## Begin Records to process
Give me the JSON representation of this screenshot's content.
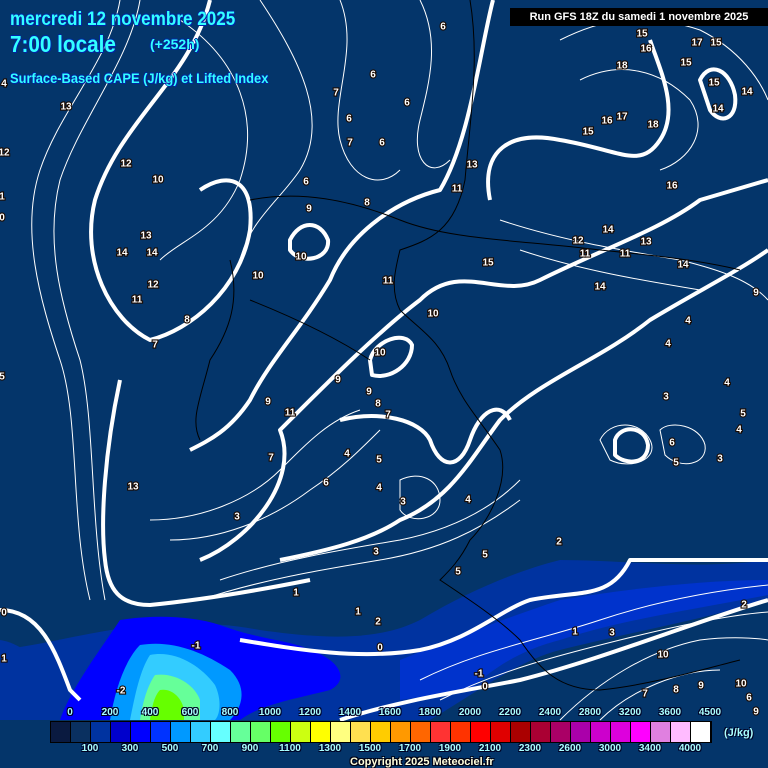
{
  "header": {
    "date": "mercredi 12 novembre 2025",
    "time": "7:00 locale",
    "lead": "(+252h)",
    "parameter": "Surface-Based CAPE (J/kg) et Lifted Index",
    "run": "Run GFS 18Z du samedi 1 novembre 2025"
  },
  "map": {
    "background_color": "#04356a",
    "contour_color": "#ffffff",
    "border_color": "#000000",
    "lifted_index_labels": [
      "6",
      "6",
      "7",
      "6",
      "6",
      "7",
      "6",
      "13",
      "12",
      "12",
      "10",
      "6",
      "9",
      "8",
      "11",
      "13",
      "13",
      "14",
      "14",
      "10",
      "10",
      "11",
      "15",
      "12",
      "11",
      "8",
      "7",
      "10",
      "10",
      "9",
      "9",
      "11",
      "9",
      "8",
      "7",
      "4",
      "7",
      "5",
      "6",
      "4",
      "4",
      "3",
      "13",
      "3",
      "3",
      "5",
      "5",
      "1",
      "1",
      "2",
      "0",
      "-1",
      "-2",
      "0",
      "-1",
      "0",
      "1",
      "4",
      "1",
      "0",
      "5",
      "15",
      "16",
      "17",
      "15",
      "15",
      "18",
      "15",
      "14",
      "14",
      "17",
      "16",
      "15",
      "18",
      "16",
      "12",
      "14",
      "13",
      "11",
      "11",
      "14",
      "14",
      "9",
      "4",
      "4",
      "4",
      "3",
      "5",
      "4",
      "6",
      "5",
      "3",
      "2",
      "2",
      "1",
      "3",
      "10",
      "8",
      "9",
      "10",
      "7",
      "9",
      "6"
    ]
  },
  "legend": {
    "unit": "(J/kg)",
    "top_labels": [
      "0",
      "200",
      "400",
      "600",
      "800",
      "1000",
      "1200",
      "1400",
      "1600",
      "1800",
      "2000",
      "2200",
      "2400",
      "2800",
      "3200",
      "3600",
      "4500"
    ],
    "bottom_labels": [
      "100",
      "300",
      "500",
      "700",
      "900",
      "1100",
      "1300",
      "1500",
      "1700",
      "1900",
      "2100",
      "2300",
      "2600",
      "3000",
      "3400",
      "4000"
    ],
    "colors": [
      "#0a1a40",
      "#0a3060",
      "#0033a0",
      "#0000cc",
      "#0000ff",
      "#0033ff",
      "#0099ff",
      "#33ccff",
      "#66ffff",
      "#66ff99",
      "#66ff66",
      "#66ff00",
      "#ccff11",
      "#ffff00",
      "#ffff80",
      "#ffe050",
      "#ffcc00",
      "#ff9900",
      "#ff6600",
      "#ff3333",
      "#ff3300",
      "#ff0000",
      "#e00000",
      "#aa0000",
      "#aa0033",
      "#aa0066",
      "#aa00aa",
      "#cc00cc",
      "#dd00dd",
      "#ff00ff",
      "#e080e0",
      "#ffbbff",
      "#ffffff"
    ]
  },
  "copyright": "Copyright 2025 Meteociel.fr"
}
## End Records to process
- Aim
Find all lines where the word "novembre" appears. Copy them.

- Output for this exercise
    "date": "mercredi 12 novembre 2025",
    "run": "Run GFS 18Z du samedi 1 novembre 2025"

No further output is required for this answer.